> _Given exercise_
Everything from the line containing "Transcribe the text in this document." down to the last line of the entries below must be transcribed exactly, and nothing else.

> _Source data_

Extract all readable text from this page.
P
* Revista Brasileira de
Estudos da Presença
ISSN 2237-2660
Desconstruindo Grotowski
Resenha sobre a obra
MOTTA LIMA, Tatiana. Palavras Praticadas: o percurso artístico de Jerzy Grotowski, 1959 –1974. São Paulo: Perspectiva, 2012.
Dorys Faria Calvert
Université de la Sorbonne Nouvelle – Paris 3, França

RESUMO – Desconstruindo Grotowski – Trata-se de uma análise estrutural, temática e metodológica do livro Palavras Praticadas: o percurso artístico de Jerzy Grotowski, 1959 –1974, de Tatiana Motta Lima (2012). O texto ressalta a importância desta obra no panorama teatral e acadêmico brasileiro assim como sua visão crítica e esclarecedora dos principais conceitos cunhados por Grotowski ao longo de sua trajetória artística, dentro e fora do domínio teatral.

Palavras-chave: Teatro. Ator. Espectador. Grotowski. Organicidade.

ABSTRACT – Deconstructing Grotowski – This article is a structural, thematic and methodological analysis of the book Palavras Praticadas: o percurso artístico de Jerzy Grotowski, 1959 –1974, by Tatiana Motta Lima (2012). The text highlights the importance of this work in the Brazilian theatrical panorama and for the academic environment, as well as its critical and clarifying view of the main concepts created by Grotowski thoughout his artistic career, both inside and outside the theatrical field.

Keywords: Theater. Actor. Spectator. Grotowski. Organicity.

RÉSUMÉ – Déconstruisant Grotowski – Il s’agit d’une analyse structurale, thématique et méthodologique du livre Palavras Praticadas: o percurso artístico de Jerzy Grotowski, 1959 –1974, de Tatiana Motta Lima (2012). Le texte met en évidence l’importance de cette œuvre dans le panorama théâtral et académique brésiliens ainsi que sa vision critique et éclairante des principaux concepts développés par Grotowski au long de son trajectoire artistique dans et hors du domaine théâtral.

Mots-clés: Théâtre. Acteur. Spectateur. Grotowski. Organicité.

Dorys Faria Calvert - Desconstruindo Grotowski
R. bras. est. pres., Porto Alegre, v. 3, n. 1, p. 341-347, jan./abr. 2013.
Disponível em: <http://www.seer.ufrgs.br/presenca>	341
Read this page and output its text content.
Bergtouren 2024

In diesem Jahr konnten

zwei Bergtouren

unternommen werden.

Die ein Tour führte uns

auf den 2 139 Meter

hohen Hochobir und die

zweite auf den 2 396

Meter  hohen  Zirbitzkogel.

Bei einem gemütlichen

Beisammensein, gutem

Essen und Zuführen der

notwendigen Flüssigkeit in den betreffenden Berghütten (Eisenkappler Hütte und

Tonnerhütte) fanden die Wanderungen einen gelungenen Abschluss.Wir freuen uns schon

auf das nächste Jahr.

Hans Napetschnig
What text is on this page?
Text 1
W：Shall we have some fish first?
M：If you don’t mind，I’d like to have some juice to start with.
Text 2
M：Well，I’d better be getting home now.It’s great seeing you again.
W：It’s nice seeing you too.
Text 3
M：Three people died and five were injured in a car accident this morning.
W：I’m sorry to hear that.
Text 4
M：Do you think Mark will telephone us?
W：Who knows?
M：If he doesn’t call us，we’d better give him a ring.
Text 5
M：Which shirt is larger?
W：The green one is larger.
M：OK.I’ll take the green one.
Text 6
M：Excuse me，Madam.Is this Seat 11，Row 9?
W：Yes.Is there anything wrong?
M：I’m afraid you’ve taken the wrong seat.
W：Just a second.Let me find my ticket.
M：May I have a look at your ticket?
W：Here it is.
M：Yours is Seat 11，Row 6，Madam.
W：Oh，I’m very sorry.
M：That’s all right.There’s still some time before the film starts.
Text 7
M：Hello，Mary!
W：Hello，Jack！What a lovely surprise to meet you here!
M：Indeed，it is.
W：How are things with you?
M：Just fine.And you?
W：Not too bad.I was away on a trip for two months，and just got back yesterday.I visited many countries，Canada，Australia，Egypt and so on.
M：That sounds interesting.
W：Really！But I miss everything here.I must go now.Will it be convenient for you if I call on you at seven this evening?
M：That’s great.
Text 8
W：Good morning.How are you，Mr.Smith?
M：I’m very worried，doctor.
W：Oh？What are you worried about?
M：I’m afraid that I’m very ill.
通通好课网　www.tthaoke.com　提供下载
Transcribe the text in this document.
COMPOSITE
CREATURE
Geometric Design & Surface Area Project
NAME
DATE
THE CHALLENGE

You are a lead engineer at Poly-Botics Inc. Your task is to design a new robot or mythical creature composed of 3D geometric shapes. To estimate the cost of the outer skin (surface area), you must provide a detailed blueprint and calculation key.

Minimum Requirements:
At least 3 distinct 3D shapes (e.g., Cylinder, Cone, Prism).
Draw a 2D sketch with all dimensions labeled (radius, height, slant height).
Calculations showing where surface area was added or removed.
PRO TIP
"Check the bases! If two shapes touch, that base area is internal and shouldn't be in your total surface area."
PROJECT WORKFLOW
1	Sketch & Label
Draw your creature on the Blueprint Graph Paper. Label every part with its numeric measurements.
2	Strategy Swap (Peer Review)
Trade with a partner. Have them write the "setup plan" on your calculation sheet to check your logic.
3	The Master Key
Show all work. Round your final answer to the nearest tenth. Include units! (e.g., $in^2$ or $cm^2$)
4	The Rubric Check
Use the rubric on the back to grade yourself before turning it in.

> _Written answer_
Transcribe the text in this document.
COMPOSITE
CREATURE
Geometric Design & Surface Area Project
NAME
DATE
THE CHALLENGE

You are a lead engineer at Poly-Botics Inc. Your task is to design a new robot or mythical creature composed of 3D geometric shapes. To estimate the cost of the outer skin (surface area), you must provide a detailed blueprint and calculation key.

Minimum Requirements:
At least 3 distinct 3D shapes (e.g., Cylinder, Cone, Prism).
Draw a 2D sketch with all dimensions labeled (radius, height, slant height).
Calculations showing where surface area was added or removed.
PRO TIP
"Check the bases! If two shapes touch, that base area is internal and shouldn't be in your total surface area."
PROJECT WORKFLOW
1	Sketch & Label
Draw your creature on the Blueprint Graph Paper. Label every part with its numeric measurements.
2	Strategy Swap (Peer Review)
Trade with a partner. Have them write the "setup plan" on your calculation sheet to check your logic.
3	The Master Key
Show all work. Round your final answer to the nearest tenth. Include units! (e.g., $in^2$ or $cm^2$)
4	The Rubric Check
Use the rubric on the back to grade yourself before turning it in.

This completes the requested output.